[Begin STORED ROWS]

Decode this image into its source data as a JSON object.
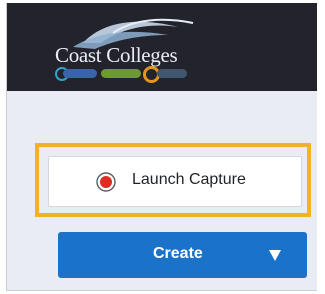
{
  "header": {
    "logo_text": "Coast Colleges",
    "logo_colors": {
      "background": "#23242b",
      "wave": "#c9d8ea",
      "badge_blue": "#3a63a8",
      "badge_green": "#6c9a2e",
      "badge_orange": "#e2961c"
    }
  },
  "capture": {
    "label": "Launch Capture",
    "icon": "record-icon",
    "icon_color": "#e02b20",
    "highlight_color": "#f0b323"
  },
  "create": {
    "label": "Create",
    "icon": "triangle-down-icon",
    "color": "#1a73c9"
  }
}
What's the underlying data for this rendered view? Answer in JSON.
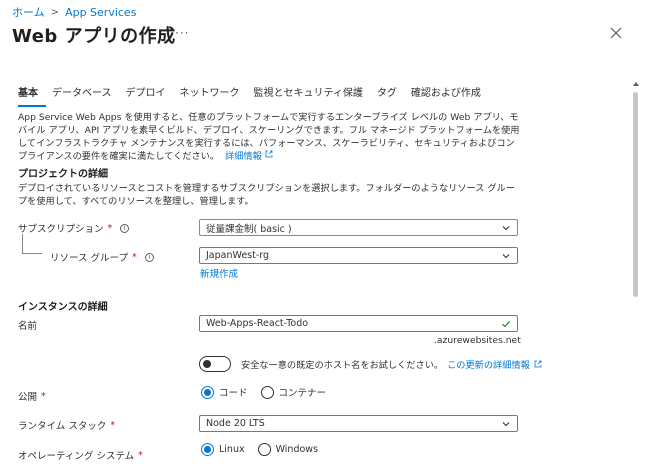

[End STORED ROWS]
[Begin STORED ROWS]

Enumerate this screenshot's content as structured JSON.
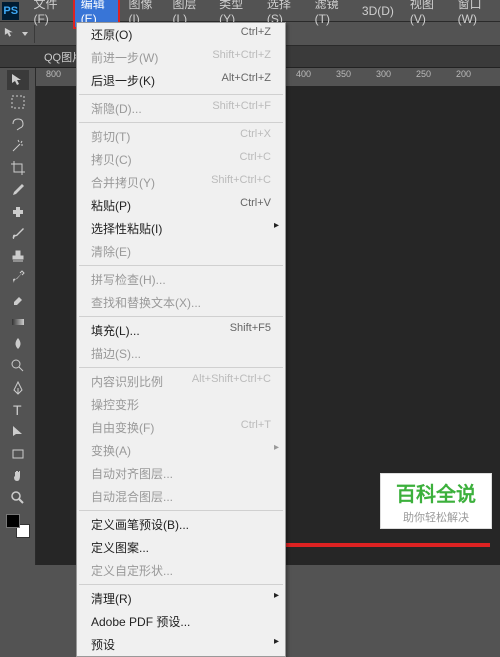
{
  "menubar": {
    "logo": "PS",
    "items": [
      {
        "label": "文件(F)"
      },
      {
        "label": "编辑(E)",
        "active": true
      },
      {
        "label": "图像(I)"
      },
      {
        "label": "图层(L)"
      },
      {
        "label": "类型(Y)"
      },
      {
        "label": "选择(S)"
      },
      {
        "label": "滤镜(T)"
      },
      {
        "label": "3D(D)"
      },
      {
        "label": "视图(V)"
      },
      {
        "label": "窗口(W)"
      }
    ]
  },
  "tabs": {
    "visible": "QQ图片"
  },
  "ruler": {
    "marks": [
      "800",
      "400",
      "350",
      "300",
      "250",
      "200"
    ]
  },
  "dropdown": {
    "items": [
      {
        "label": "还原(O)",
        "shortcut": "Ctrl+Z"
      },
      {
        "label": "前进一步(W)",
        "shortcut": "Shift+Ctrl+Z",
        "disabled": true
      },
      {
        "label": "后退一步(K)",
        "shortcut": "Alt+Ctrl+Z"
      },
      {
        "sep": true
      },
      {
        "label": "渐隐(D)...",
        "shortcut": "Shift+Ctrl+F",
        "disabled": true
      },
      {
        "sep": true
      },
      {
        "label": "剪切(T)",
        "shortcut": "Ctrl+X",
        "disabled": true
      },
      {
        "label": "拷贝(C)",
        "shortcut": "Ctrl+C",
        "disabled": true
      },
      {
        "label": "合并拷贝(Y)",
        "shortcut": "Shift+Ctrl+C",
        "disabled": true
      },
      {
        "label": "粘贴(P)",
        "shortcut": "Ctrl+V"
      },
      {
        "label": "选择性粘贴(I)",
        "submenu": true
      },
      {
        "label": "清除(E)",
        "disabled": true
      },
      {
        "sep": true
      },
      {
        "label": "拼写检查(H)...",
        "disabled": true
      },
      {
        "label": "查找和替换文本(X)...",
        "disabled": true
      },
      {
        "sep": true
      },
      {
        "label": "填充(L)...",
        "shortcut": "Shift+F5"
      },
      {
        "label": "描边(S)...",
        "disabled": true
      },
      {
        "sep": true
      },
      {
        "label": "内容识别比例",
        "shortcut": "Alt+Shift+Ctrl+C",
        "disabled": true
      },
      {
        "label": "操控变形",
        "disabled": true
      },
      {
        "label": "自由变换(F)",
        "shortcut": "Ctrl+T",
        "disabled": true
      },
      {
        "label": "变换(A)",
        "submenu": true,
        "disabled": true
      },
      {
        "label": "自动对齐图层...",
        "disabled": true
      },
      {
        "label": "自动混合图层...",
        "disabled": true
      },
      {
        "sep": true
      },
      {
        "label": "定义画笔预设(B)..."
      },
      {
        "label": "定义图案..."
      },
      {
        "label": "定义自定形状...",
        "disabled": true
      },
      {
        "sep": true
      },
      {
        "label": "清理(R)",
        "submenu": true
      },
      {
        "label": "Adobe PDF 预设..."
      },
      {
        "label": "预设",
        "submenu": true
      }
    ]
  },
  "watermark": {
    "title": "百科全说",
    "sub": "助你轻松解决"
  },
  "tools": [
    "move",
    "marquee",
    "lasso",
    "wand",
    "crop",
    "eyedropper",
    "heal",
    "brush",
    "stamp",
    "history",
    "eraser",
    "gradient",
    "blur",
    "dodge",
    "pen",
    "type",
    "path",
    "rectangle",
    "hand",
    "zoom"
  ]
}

[End STORED ROWS]
[Begin STORED ROWS]

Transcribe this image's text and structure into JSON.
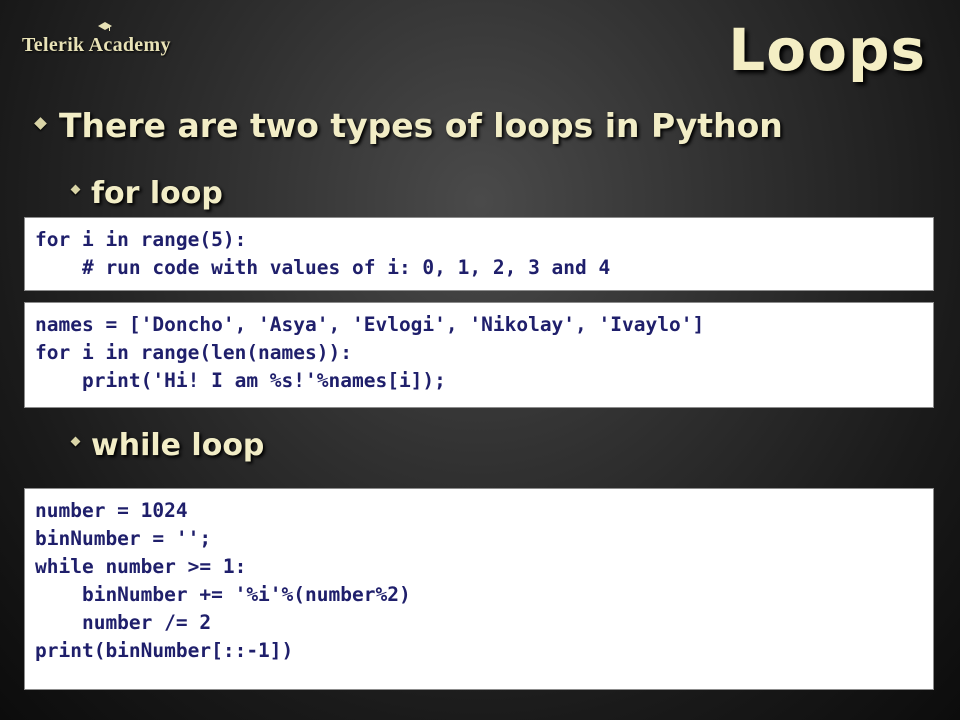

[End STORED ROWS]

> _PROBLEM STATEMENT_
What lines above run from the one with "Decode this image" to the one with "What's the underlying"? Give them again exactly, ends included, and leave the pictures out.

> _SOLUTION_
Decode this image into its source data as a JSON object.
{
  "header": {
    "logo_text": "Coast Colleges",
    "logo_colors": {
      "background": "#23242b",
      "wave": "#c9d8ea",
      "badge_blue": "#3a63a8",
      "badge_green": "#6c9a2e",
      "badge_orange": "#e2961c"
    }
  },
  "capture": {
    "label": "Launch Capture",
    "icon": "record-icon",
    "icon_color": "#e02b20",
    "highlight_color": "#f0b323"
  },
  "create": {
    "label": "Create",
    "icon": "triangle-down-icon",
    "color": "#1a73c9"
  }
}
What's the underlying data for this rendered view? Answer in JSON.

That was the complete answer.